DOCUMENT EXCERPT:
Absent further analysis, we can’t legitimately set the EDR for ecological services equal to the rate of return on investments (𝑑 = 𝑟 = 𝑆𝑅𝑇𝑃), because 𝛾𝑔 ≠ 𝛽𝑐 in general for such services. The theoretical basis for the 3% rate in market equilibria for consumption goods does not apply in HEA and REA, even in principle (although the correct rate may equal 3% serendipitously).
If instead of REA and HEA, economic nonmarket valuation methods (such as contingent valuation) are applied to non-use ecological services, the analysis reverts to that of recreation. This hardly ever occurs in current practice; hence, I focus on the ecological discount rate for HEA and REA.
Taking 𝑔𝑡 first, this is the rate of change in baseline services over time. We can be confident that this is not zero in essentially all NRDAs, especially given the long time frames involved. Henceforth I assume that baseline is changing. We also can be confident that 𝑔𝑡 would differ from 𝑐𝑡 , the rate of economic growth. Even though these may be linked in some way at an aggregate, macroeconomic level, NRDA is localized and small (compared to the whole economy). The rate of change in GDP would not be a good predictor of the rate of change in a population of piping plovers, or sediment quality in a particular river.
Since the baseline will be changing, we need an estimate of 𝛾𝑡 . This depends on the preferences of the public. The data for estimation would relate to how the value of a small change in services varies across the level of the starting point for the changes (3 eggs or 12). An example question is: how does the value of a given change in water quality vary across a set of lakes that have different beginning levels of water quality?
HEA or REA do not rely on preference information, but they need some information on preferences to determine the discount rate if 𝑔𝑡 is not zero. This has led some to conclude that HEA and REA must assume the baseline is unchanging (Dunford et al. 2004; Desvousges et al. 2018), inconsistent with facts. Have we arrived at an impasse? Maybe—but maybe not.
To understand the issues, we need a clear view of how REA and HEA purge themselves of service values (see Wakefield et al. 2022 for more detailed discussion). Three assumptions are required:
A1: The overall economic valuation function for service changes can be closely approximated by a per-unit value multiplied by the amount of service change. The unit value is computed at the baseline level of services in each time period.

RECORD SET:
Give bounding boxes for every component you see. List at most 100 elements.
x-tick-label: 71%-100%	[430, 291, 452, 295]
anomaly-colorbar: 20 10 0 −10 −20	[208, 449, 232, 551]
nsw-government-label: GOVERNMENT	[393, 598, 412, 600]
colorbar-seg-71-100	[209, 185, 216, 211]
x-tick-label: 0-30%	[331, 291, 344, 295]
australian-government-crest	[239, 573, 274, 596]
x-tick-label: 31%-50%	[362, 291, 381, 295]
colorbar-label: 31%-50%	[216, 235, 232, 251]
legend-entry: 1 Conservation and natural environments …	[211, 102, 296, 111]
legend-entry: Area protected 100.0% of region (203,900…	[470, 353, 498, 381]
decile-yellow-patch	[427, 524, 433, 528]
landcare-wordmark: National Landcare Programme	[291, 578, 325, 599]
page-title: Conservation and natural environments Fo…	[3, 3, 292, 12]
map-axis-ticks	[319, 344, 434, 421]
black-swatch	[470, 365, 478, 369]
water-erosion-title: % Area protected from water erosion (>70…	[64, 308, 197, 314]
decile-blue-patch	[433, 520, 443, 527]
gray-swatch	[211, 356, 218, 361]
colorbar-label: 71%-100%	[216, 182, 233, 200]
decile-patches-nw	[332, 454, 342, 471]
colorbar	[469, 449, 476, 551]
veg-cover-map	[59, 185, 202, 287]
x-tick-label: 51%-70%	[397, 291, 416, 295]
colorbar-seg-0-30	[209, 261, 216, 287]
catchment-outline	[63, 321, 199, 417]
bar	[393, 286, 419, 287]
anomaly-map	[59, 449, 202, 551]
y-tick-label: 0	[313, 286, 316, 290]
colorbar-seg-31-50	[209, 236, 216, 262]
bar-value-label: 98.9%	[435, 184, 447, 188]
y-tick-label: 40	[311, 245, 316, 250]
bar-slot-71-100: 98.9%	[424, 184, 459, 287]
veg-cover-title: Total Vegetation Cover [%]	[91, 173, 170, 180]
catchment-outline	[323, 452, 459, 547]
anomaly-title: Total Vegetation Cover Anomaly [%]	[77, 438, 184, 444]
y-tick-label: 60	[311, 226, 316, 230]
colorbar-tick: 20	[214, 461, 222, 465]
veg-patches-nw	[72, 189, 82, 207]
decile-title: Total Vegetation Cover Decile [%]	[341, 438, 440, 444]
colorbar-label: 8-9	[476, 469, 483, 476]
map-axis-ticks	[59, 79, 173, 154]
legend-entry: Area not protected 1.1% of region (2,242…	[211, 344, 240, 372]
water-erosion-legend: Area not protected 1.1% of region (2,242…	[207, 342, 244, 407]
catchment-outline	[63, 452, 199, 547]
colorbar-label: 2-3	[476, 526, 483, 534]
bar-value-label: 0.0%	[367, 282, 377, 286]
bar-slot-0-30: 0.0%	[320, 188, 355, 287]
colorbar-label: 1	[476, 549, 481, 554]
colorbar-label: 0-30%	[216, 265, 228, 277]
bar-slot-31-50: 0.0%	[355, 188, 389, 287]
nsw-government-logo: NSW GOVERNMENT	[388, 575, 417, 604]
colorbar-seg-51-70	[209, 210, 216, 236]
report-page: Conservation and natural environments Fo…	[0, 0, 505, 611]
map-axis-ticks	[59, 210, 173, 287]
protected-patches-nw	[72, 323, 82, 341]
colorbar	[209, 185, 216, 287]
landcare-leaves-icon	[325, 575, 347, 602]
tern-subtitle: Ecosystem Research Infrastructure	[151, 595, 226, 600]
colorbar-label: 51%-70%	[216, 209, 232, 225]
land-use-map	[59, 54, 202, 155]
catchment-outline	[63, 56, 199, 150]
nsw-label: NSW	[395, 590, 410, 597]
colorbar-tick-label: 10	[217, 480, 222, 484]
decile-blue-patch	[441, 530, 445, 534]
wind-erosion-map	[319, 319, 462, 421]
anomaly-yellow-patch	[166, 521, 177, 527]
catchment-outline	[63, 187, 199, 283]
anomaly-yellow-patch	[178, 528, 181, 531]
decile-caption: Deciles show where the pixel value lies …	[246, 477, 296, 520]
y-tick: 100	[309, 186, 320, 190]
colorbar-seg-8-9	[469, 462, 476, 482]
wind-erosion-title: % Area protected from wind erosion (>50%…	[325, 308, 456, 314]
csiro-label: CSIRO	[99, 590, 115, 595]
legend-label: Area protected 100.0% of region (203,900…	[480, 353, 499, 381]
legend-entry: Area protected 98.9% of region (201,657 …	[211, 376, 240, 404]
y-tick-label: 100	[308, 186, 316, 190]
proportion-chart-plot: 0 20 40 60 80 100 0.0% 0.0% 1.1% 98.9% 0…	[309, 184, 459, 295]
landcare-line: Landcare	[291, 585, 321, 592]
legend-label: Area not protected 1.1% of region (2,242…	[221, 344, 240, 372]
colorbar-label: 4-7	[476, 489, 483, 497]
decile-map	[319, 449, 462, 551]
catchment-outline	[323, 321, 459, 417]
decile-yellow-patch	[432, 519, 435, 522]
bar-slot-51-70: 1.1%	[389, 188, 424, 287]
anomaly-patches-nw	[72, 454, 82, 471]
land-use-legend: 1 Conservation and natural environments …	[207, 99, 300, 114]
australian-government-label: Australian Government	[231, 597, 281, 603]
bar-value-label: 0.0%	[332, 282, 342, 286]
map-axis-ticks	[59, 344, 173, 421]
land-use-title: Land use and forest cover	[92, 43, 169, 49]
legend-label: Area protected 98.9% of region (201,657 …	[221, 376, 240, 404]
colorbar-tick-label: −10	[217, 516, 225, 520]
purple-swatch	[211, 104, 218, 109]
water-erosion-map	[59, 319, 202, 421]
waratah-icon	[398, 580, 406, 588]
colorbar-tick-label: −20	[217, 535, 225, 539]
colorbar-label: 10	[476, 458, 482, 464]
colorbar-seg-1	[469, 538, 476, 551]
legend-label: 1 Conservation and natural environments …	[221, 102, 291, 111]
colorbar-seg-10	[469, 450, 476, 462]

EXERCISE REQUIREMENTS:
**A.** Return each line of the records that contains the word "region".
**B.** Write what comes next in the passage on discount rates for ecological services, picking up after its final sentence.

ANSWERS FOR THIS EXERCISE:
**A.**
legend-entry: Area protected 100.0% of region (203,900…	[470, 353, 498, 381]
legend-entry: Area not protected 1.1% of region (2,242…	[211, 344, 240, 372]
water-erosion-legend: Area not protected 1.1% of region (2,242…	[207, 342, 244, 407]
legend-label: Area protected 100.0% of region (203,900…	[480, 353, 499, 381]
legend-entry: Area protected 98.9% of region (201,657 …	[211, 376, 240, 404]
legend-label: Area not protected 1.1% of region (2,242…	[221, 344, 240, 372]
legend-label: Area protected 98.9% of region (201,657 …	[221, 376, 240, 404]

**B.**
A2: The per-unit values from A1 are constant through time. This allows these values, computed at each point in time, to be moved “outside” of the present value calculations so they can be canceled (if they are equal, which comes next).
A3: The per-unit values are equal for service debits and credits, so they can be canceled from the scaling equation leaving only the present value of service changes.
How good is Assumption 1? The answer depends on two things: 1) the size of the debit or credit, and 2) 𝛾𝑡 , the same parameter that appears in the discount rate. As 𝛾𝑡 gets smaller, credits and debits can get bigger and maintain a close degree of approximation; if 𝛾𝑡 = 0, debits and credits can be of any size and the approximation is perfect, whereas if 𝛾𝑡 is “large,” debits and credits need to be “small” for A1 to hold. If we assume we know nothing about 𝛾𝑡 , we must limit REA and HEA to cases that are small in this sense, a dictate routinely violated by current practice. When we apply REA or HEA to large cases, 𝛾𝑡 must be small, which effectively limits the discount rate.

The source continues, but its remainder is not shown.